[Saved entries]
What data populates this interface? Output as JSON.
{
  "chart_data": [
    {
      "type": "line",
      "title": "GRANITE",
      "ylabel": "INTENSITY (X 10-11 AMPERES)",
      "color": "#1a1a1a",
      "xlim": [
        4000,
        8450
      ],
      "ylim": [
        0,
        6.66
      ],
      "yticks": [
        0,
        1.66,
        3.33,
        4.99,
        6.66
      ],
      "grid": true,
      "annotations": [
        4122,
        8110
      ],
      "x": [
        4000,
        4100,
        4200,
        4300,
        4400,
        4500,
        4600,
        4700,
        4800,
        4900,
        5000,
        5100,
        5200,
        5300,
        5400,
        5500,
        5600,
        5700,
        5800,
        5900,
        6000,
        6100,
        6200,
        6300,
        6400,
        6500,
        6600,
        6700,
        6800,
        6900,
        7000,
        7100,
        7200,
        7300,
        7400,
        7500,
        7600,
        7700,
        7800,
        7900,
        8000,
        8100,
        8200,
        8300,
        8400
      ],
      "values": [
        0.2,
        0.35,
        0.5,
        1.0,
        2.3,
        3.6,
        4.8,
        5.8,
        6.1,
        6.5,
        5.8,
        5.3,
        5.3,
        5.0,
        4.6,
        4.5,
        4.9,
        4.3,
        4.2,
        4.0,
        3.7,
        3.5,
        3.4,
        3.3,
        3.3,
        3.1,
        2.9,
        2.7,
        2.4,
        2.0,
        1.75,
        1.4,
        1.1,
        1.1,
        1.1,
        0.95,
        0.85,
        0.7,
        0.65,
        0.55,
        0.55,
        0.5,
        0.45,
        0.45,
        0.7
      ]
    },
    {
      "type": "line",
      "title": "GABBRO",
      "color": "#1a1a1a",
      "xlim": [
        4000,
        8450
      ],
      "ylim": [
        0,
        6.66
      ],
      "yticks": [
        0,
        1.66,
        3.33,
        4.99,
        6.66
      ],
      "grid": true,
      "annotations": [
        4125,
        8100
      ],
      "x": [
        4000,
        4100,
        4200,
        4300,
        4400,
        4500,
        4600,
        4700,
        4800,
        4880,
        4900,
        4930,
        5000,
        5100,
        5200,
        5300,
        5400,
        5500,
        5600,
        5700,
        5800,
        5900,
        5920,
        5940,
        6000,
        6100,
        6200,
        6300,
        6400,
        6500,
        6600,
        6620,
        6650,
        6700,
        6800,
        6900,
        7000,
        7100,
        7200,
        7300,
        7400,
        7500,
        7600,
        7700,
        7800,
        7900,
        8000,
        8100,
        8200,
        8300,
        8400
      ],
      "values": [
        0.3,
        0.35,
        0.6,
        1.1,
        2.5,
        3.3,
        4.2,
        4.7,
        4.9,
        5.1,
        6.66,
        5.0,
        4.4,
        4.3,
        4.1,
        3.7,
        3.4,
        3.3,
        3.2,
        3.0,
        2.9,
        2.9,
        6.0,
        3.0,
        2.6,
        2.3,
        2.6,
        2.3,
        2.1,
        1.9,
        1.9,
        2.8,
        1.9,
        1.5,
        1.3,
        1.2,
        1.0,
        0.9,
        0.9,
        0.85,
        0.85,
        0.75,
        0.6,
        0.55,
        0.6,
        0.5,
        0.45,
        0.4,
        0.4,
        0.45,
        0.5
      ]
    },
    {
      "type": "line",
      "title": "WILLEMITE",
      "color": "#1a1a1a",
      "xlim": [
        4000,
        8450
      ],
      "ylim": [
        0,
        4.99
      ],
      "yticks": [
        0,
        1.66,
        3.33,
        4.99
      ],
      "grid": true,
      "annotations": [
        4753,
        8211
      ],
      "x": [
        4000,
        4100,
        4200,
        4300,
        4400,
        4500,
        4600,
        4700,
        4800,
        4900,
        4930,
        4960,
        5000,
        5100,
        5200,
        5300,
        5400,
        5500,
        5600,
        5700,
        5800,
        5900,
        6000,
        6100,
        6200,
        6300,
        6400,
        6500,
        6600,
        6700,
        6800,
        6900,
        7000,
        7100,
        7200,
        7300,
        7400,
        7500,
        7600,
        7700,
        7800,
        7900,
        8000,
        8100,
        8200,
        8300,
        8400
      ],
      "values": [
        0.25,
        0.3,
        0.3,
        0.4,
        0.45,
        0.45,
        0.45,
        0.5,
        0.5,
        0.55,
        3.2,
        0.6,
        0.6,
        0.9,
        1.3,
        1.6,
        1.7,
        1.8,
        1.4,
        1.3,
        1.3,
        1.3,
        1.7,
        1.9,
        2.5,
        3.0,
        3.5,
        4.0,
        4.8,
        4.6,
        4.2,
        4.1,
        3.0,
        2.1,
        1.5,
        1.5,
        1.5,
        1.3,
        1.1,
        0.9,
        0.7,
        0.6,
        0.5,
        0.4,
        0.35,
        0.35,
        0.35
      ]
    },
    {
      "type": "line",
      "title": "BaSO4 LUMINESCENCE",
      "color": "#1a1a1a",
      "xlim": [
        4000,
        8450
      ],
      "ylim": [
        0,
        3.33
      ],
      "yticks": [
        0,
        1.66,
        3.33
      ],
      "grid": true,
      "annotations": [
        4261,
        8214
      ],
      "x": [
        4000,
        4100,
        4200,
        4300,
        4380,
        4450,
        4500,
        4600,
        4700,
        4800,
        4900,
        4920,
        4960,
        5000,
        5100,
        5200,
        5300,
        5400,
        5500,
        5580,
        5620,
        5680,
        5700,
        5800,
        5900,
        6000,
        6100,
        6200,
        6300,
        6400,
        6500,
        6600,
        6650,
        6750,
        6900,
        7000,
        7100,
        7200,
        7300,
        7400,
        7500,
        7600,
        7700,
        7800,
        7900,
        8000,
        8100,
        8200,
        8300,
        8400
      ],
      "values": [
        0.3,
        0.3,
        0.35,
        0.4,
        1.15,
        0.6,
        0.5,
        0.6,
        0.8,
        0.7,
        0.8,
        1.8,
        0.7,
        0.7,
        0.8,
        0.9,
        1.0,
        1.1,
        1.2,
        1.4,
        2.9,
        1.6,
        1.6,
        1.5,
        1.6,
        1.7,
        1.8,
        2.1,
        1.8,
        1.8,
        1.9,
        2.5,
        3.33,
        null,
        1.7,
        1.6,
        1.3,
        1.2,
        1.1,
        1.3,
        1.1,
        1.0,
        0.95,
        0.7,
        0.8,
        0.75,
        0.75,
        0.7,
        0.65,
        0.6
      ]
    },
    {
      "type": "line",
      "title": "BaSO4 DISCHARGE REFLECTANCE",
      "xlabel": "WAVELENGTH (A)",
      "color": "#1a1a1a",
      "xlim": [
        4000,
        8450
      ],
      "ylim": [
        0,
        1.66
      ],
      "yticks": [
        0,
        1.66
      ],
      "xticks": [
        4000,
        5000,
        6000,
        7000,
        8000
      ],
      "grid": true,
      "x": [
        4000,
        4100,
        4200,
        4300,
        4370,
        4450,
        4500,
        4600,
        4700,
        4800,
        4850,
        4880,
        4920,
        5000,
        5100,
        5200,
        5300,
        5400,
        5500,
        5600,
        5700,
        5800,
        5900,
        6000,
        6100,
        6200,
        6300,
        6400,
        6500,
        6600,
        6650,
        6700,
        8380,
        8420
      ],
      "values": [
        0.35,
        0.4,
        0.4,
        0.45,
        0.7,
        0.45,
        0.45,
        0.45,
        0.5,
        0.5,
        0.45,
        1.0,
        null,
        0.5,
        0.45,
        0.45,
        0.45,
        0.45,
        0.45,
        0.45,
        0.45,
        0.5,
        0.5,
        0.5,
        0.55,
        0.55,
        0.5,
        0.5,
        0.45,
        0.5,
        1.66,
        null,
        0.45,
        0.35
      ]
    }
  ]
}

**REQUIREMENTS**:
Return all the data exactly as given.

**RESPONSE TO THIS EXERCISE**:
What data populates this interface? Output as JSON.
{
  "chart_data": [
    {
      "type": "line",
      "title": "GRANITE",
      "ylabel": "INTENSITY (X 10-11 AMPERES)",
      "color": "#1a1a1a",
      "xlim": [
        4000,
        8450
      ],
      "ylim": [
        0,
        6.66
      ],
      "yticks": [
        0,
        1.66,
        3.33,
        4.99,
        6.66
      ],
      "grid": true,
      "annotations": [
        4122,
        8110
      ],
      "x": [
        4000,
        4100,
        4200,
        4300,
        4400,
        4500,
        4600,
        4700,
        4800,
        4900,
        5000,
        5100,
        5200,
        5300,
        5400,
        5500,
        5600,
        5700,
        5800,
        5900,
        6000,
        6100,
        6200,
        6300,
        6400,
        6500,
        6600,
        6700,
        6800,
        6900,
        7000,
        7100,
        7200,
        7300,
        7400,
        7500,
        7600,
        7700,
        7800,
        7900,
        8000,
        8100,
        8200,
        8300,
        8400
      ],
      "values": [
        0.2,
        0.35,
        0.5,
        1.0,
        2.3,
        3.6,
        4.8,
        5.8,
        6.1,
        6.5,
        5.8,
        5.3,
        5.3,
        5.0,
        4.6,
        4.5,
        4.9,
        4.3,
        4.2,
        4.0,
        3.7,
        3.5,
        3.4,
        3.3,
        3.3,
        3.1,
        2.9,
        2.7,
        2.4,
        2.0,
        1.75,
        1.4,
        1.1,
        1.1,
        1.1,
        0.95,
        0.85,
        0.7,
        0.65,
        0.55,
        0.55,
        0.5,
        0.45,
        0.45,
        0.7
      ]
    },
    {
      "type": "line",
      "title": "GABBRO",
      "color": "#1a1a1a",
      "xlim": [
        4000,
        8450
      ],
      "ylim": [
        0,
        6.66
      ],
      "yticks": [
        0,
        1.66,
        3.33,
        4.99,
        6.66
      ],
      "grid": true,
      "annotations": [
        4125,
        8100
      ],
      "x": [
        4000,
        4100,
        4200,
        4300,
        4400,
        4500,
        4600,
        4700,
        4800,
        4880,
        4900,
        4930,
        5000,
        5100,
        5200,
        5300,
        5400,
        5500,
        5600,
        5700,
        5800,
        5900,
        5920,
        5940,
        6000,
        6100,
        6200,
        6300,
        6400,
        6500,
        6600,
        6620,
        6650,
        6700,
        6800,
        6900,
        7000,
        7100,
        7200,
        7300,
        7400,
        7500,
        7600,
        7700,
        7800,
        7900,
        8000,
        8100,
        8200,
        8300,
        8400
      ],
      "values": [
        0.3,
        0.35,
        0.6,
        1.1,
        2.5,
        3.3,
        4.2,
        4.7,
        4.9,
        5.1,
        6.66,
        5.0,
        4.4,
        4.3,
        4.1,
        3.7,
        3.4,
        3.3,
        3.2,
        3.0,
        2.9,
        2.9,
        6.0,
        3.0,
        2.6,
        2.3,
        2.6,
        2.3,
        2.1,
        1.9,
        1.9,
        2.8,
        1.9,
        1.5,
        1.3,
        1.2,
        1.0,
        0.9,
        0.9,
        0.85,
        0.85,
        0.75,
        0.6,
        0.55,
        0.6,
        0.5,
        0.45,
        0.4,
        0.4,
        0.45,
        0.5
      ]
    },
    {
      "type": "line",
      "title": "WILLEMITE",
      "color": "#1a1a1a",
      "xlim": [
        4000,
        8450
      ],
      "ylim": [
        0,
        4.99
      ],
      "yticks": [
        0,
        1.66,
        3.33,
        4.99
      ],
      "grid": true,
      "annotations": [
        4753,
        8211
      ],
      "x": [
        4000,
        4100,
        4200,
        4300,
        4400,
        4500,
        4600,
        4700,
        4800,
        4900,
        4930,
        4960,
        5000,
        5100,
        5200,
        5300,
        5400,
        5500,
        5600,
        5700,
        5800,
        5900,
        6000,
        6100,
        6200,
        6300,
        6400,
        6500,
        6600,
        6700,
        6800,
        6900,
        7000,
        7100,
        7200,
        7300,
        7400,
        7500,
        7600,
        7700,
        7800,
        7900,
        8000,
        8100,
        8200,
        8300,
        8400
      ],
      "values": [
        0.25,
        0.3,
        0.3,
        0.4,
        0.45,
        0.45,
        0.45,
        0.5,
        0.5,
        0.55,
        3.2,
        0.6,
        0.6,
        0.9,
        1.3,
        1.6,
        1.7,
        1.8,
        1.4,
        1.3,
        1.3,
        1.3,
        1.7,
        1.9,
        2.5,
        3.0,
        3.5,
        4.0,
        4.8,
        4.6,
        4.2,
        4.1,
        3.0,
        2.1,
        1.5,
        1.5,
        1.5,
        1.3,
        1.1,
        0.9,
        0.7,
        0.6,
        0.5,
        0.4,
        0.35,
        0.35,
        0.35
      ]
    },
    {
      "type": "line",
      "title": "BaSO4 LUMINESCENCE",
      "color": "#1a1a1a",
      "xlim": [
        4000,
        8450
      ],
      "ylim": [
        0,
        3.33
      ],
      "yticks": [
        0,
        1.66,
        3.33
      ],
      "grid": true,
      "annotations": [
        4261,
        8214
      ],
      "x": [
        4000,
        4100,
        4200,
        4300,
        4380,
        4450,
        4500,
        4600,
        4700,
        4800,
        4900,
        4920,
        4960,
        5000,
        5100,
        5200,
        5300,
        5400,
        5500,
        5580,
        5620,
        5680,
        5700,
        5800,
        5900,
        6000,
        6100,
        6200,
        6300,
        6400,
        6500,
        6600,
        6650,
        6750,
        6900,
        7000,
        7100,
        7200,
        7300,
        7400,
        7500,
        7600,
        7700,
        7800,
        7900,
        8000,
        8100,
        8200,
        8300,
        8400
      ],
      "values": [
        0.3,
        0.3,
        0.35,
        0.4,
        1.15,
        0.6,
        0.5,
        0.6,
        0.8,
        0.7,
        0.8,
        1.8,
        0.7,
        0.7,
        0.8,
        0.9,
        1.0,
        1.1,
        1.2,
        1.4,
        2.9,
        1.6,
        1.6,
        1.5,
        1.6,
        1.7,
        1.8,
        2.1,
        1.8,
        1.8,
        1.9,
        2.5,
        3.33,
        null,
        1.7,
        1.6,
        1.3,
        1.2,
        1.1,
        1.3,
        1.1,
        1.0,
        0.95,
        0.7,
        0.8,
        0.75,
        0.75,
        0.7,
        0.65,
        0.6
      ]
    },
    {
      "type": "line",
      "title": "BaSO4 DISCHARGE REFLECTANCE",
      "xlabel": "WAVELENGTH (A)",
      "color": "#1a1a1a",
      "xlim": [
        4000,
        8450
      ],
      "ylim": [
        0,
        1.66
      ],
      "yticks": [
        0,
        1.66
      ],
      "xticks": [
        4000,
        5000,
        6000,
        7000,
        8000
      ],
      "grid": true,
      "x": [
        4000,
        4100,
        4200,
        4300,
        4370,
        4450,
        4500,
        4600,
        4700,
        4800,
        4850,
        4880,
        4920,
        5000,
        5100,
        5200,
        5300,
        5400,
        5500,
        5600,
        5700,
        5800,
        5900,
        6000,
        6100,
        6200,
        6300,
        6400,
        6500,
        6600,
        6650,
        6700,
        8380,
        8420
      ],
      "values": [
        0.35,
        0.4,
        0.4,
        0.45,
        0.7,
        0.45,
        0.45,
        0.45,
        0.5,
        0.5,
        0.45,
        1.0,
        null,
        0.5,
        0.45,
        0.45,
        0.45,
        0.45,
        0.45,
        0.45,
        0.45,
        0.5,
        0.5,
        0.5,
        0.55,
        0.55,
        0.5,
        0.5,
        0.45,
        0.5,
        1.66,
        null,
        0.45,
        0.35
      ]
    }
  ]
}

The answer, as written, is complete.